EXERCISE INPUTS:
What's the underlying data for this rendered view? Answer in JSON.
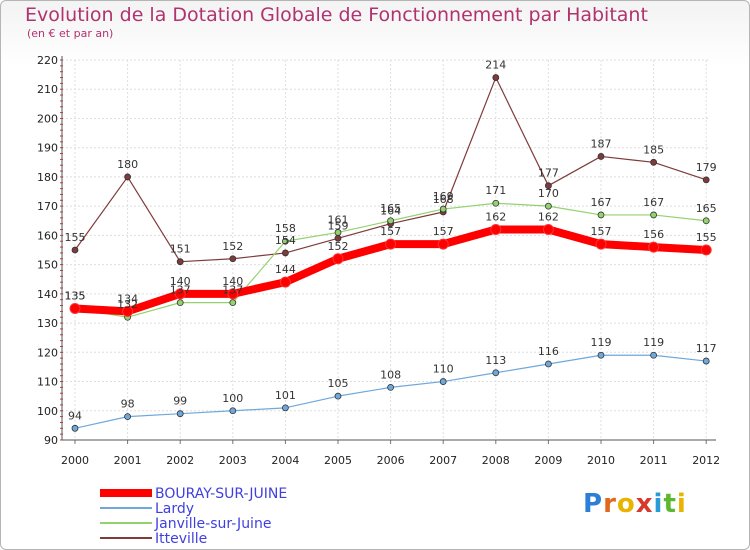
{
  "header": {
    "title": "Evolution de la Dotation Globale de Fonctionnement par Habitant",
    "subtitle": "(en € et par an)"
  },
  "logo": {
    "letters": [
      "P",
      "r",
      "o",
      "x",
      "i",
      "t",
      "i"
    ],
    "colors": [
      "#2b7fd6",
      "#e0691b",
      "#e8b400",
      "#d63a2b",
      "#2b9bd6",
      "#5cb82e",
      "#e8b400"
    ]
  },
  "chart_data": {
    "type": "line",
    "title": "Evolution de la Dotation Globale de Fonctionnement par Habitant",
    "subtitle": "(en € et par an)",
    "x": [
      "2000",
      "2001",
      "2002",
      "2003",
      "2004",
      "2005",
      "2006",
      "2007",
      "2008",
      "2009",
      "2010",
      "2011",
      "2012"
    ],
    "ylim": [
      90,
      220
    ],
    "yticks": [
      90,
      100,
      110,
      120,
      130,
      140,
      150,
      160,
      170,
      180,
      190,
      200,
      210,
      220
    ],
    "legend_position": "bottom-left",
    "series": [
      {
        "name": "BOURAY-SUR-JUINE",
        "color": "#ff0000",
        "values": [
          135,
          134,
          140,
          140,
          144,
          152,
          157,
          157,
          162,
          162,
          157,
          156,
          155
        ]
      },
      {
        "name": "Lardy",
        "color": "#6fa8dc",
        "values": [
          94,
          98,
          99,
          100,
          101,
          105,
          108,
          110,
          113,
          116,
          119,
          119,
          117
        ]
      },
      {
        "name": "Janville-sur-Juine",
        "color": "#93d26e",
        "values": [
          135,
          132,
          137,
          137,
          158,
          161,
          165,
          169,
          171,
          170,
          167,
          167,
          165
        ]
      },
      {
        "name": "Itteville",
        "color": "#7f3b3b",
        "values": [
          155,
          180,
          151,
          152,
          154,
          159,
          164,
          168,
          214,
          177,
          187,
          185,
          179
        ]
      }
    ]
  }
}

PROBLEM:
Copy every line of the data word for word, omitting the images.

RESULT OF THIS TASK:
What's the underlying data for this rendered view? Answer in JSON.
{
  "header": {
    "title": "Evolution de la Dotation Globale de Fonctionnement par Habitant",
    "subtitle": "(en € et par an)"
  },
  "logo": {
    "letters": [
      "P",
      "r",
      "o",
      "x",
      "i",
      "t",
      "i"
    ],
    "colors": [
      "#2b7fd6",
      "#e0691b",
      "#e8b400",
      "#d63a2b",
      "#2b9bd6",
      "#5cb82e",
      "#e8b400"
    ]
  },
  "chart_data": {
    "type": "line",
    "title": "Evolution de la Dotation Globale de Fonctionnement par Habitant",
    "subtitle": "(en € et par an)",
    "x": [
      "2000",
      "2001",
      "2002",
      "2003",
      "2004",
      "2005",
      "2006",
      "2007",
      "2008",
      "2009",
      "2010",
      "2011",
      "2012"
    ],
    "ylim": [
      90,
      220
    ],
    "yticks": [
      90,
      100,
      110,
      120,
      130,
      140,
      150,
      160,
      170,
      180,
      190,
      200,
      210,
      220
    ],
    "legend_position": "bottom-left",
    "series": [
      {
        "name": "BOURAY-SUR-JUINE",
        "color": "#ff0000",
        "values": [
          135,
          134,
          140,
          140,
          144,
          152,
          157,
          157,
          162,
          162,
          157,
          156,
          155
        ]
      },
      {
        "name": "Lardy",
        "color": "#6fa8dc",
        "values": [
          94,
          98,
          99,
          100,
          101,
          105,
          108,
          110,
          113,
          116,
          119,
          119,
          117
        ]
      },
      {
        "name": "Janville-sur-Juine",
        "color": "#93d26e",
        "values": [
          135,
          132,
          137,
          137,
          158,
          161,
          165,
          169,
          171,
          170,
          167,
          167,
          165
        ]
      },
      {
        "name": "Itteville",
        "color": "#7f3b3b",
        "values": [
          155,
          180,
          151,
          152,
          154,
          159,
          164,
          168,
          214,
          177,
          187,
          185,
          179
        ]
      }
    ]
  }
}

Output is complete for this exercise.